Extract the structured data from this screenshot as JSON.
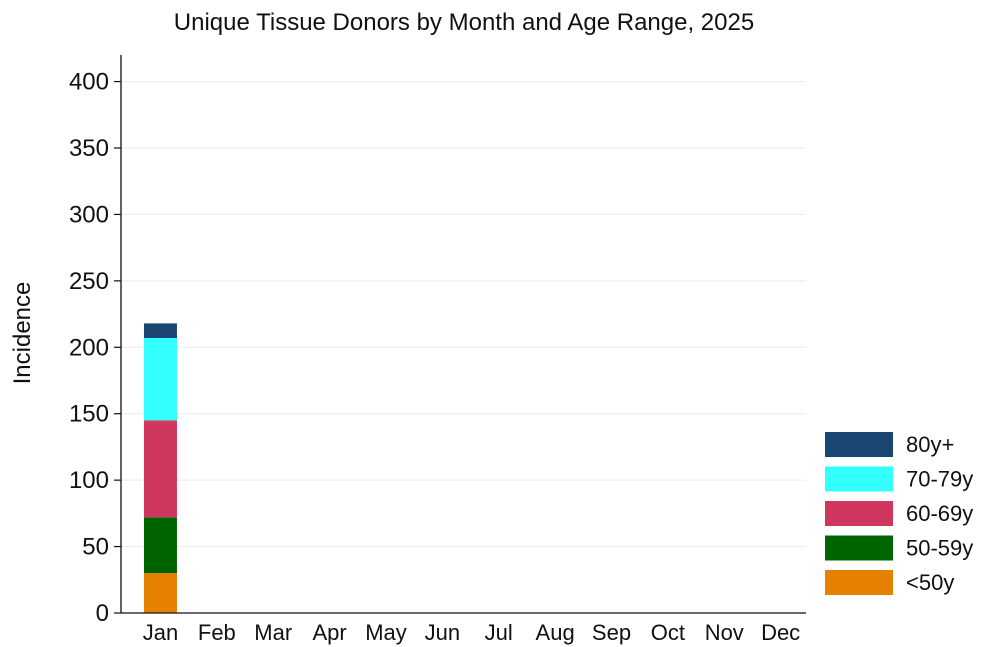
{
  "chart_data": {
    "type": "bar",
    "stacked": true,
    "title": "Unique Tissue Donors by Month and Age Range, 2025",
    "xlabel": "",
    "ylabel": "Incidence",
    "ylim": [
      0,
      420
    ],
    "yticks": [
      0,
      50,
      100,
      150,
      200,
      250,
      300,
      350,
      400
    ],
    "grid": true,
    "legend_position": "right",
    "categories": [
      "Jan",
      "Feb",
      "Mar",
      "Apr",
      "May",
      "Jun",
      "Jul",
      "Aug",
      "Sep",
      "Oct",
      "Nov",
      "Dec"
    ],
    "series": [
      {
        "name": "<50y",
        "color": "#E68000",
        "values": [
          30,
          0,
          0,
          0,
          0,
          0,
          0,
          0,
          0,
          0,
          0,
          0
        ]
      },
      {
        "name": "50-59y",
        "color": "#006400",
        "values": [
          42,
          0,
          0,
          0,
          0,
          0,
          0,
          0,
          0,
          0,
          0,
          0
        ]
      },
      {
        "name": "60-69y",
        "color": "#D0375F",
        "values": [
          73,
          0,
          0,
          0,
          0,
          0,
          0,
          0,
          0,
          0,
          0,
          0
        ]
      },
      {
        "name": "70-79y",
        "color": "#33FFFF",
        "values": [
          62,
          0,
          0,
          0,
          0,
          0,
          0,
          0,
          0,
          0,
          0,
          0
        ]
      },
      {
        "name": "80y+",
        "color": "#1B4671",
        "values": [
          11,
          0,
          0,
          0,
          0,
          0,
          0,
          0,
          0,
          0,
          0,
          0
        ]
      }
    ],
    "legend_order": [
      "80y+",
      "70-79y",
      "60-69y",
      "50-59y",
      "<50y"
    ]
  }
}
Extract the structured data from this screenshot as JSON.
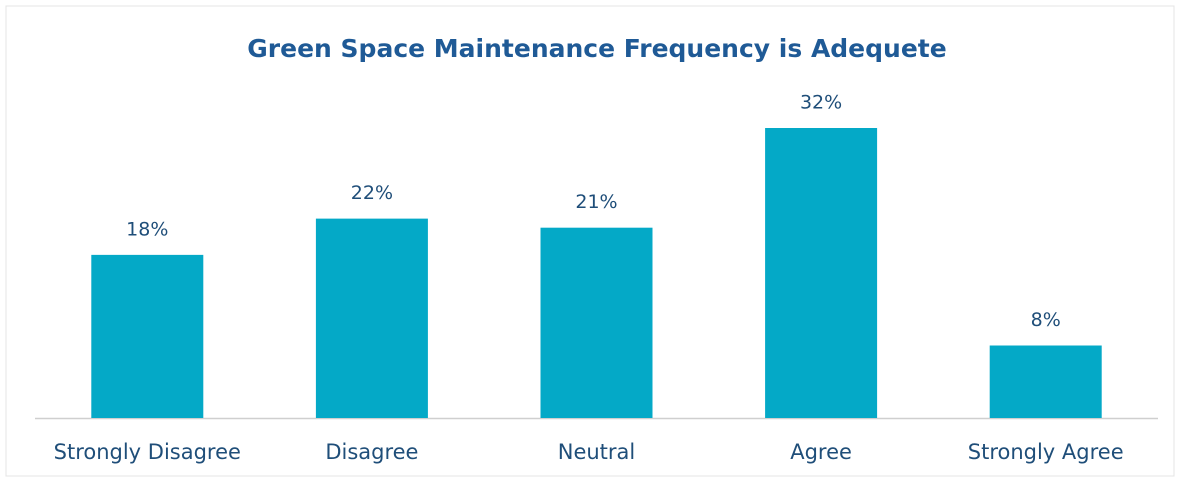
{
  "chart_data": {
    "type": "bar",
    "title": "Green Space Maintenance Frequency is Adequete",
    "categories": [
      "Strongly Disagree",
      "Disagree",
      "Neutral",
      "Agree",
      "Strongly Agree"
    ],
    "values": [
      18,
      22,
      21,
      32,
      8
    ],
    "value_labels": [
      "18%",
      "22%",
      "21%",
      "32%",
      "8%"
    ],
    "color": "#04a9c7"
  }
}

● ● ● ●

Work to complete: Copy the data character for character, but drop all pictures from the copy.

Final answer:
Extract the structured data from this screenshot as JSON.
{
  "chart_data": {
    "type": "bar",
    "stacked": true,
    "title": "Unique Tissue Donors by Month and Age Range, 2025",
    "xlabel": "",
    "ylabel": "Incidence",
    "ylim": [
      0,
      420
    ],
    "yticks": [
      0,
      50,
      100,
      150,
      200,
      250,
      300,
      350,
      400
    ],
    "grid": true,
    "legend_position": "right",
    "categories": [
      "Jan",
      "Feb",
      "Mar",
      "Apr",
      "May",
      "Jun",
      "Jul",
      "Aug",
      "Sep",
      "Oct",
      "Nov",
      "Dec"
    ],
    "series": [
      {
        "name": "<50y",
        "color": "#E68000",
        "values": [
          30,
          0,
          0,
          0,
          0,
          0,
          0,
          0,
          0,
          0,
          0,
          0
        ]
      },
      {
        "name": "50-59y",
        "color": "#006400",
        "values": [
          42,
          0,
          0,
          0,
          0,
          0,
          0,
          0,
          0,
          0,
          0,
          0
        ]
      },
      {
        "name": "60-69y",
        "color": "#D0375F",
        "values": [
          73,
          0,
          0,
          0,
          0,
          0,
          0,
          0,
          0,
          0,
          0,
          0
        ]
      },
      {
        "name": "70-79y",
        "color": "#33FFFF",
        "values": [
          62,
          0,
          0,
          0,
          0,
          0,
          0,
          0,
          0,
          0,
          0,
          0
        ]
      },
      {
        "name": "80y+",
        "color": "#1B4671",
        "values": [
          11,
          0,
          0,
          0,
          0,
          0,
          0,
          0,
          0,
          0,
          0,
          0
        ]
      }
    ],
    "legend_order": [
      "80y+",
      "70-79y",
      "60-69y",
      "50-59y",
      "<50y"
    ]
  }
}
Extract the structured data from this screenshot as JSON.
{
  "chart_data": {
    "type": "bar",
    "title": "Green Space Maintenance Frequency is Adequete",
    "categories": [
      "Strongly Disagree",
      "Disagree",
      "Neutral",
      "Agree",
      "Strongly Agree"
    ],
    "values": [
      18,
      22,
      21,
      32,
      8
    ],
    "value_labels": [
      "18%",
      "22%",
      "21%",
      "32%",
      "8%"
    ],
    "color": "#04a9c7"
  }
}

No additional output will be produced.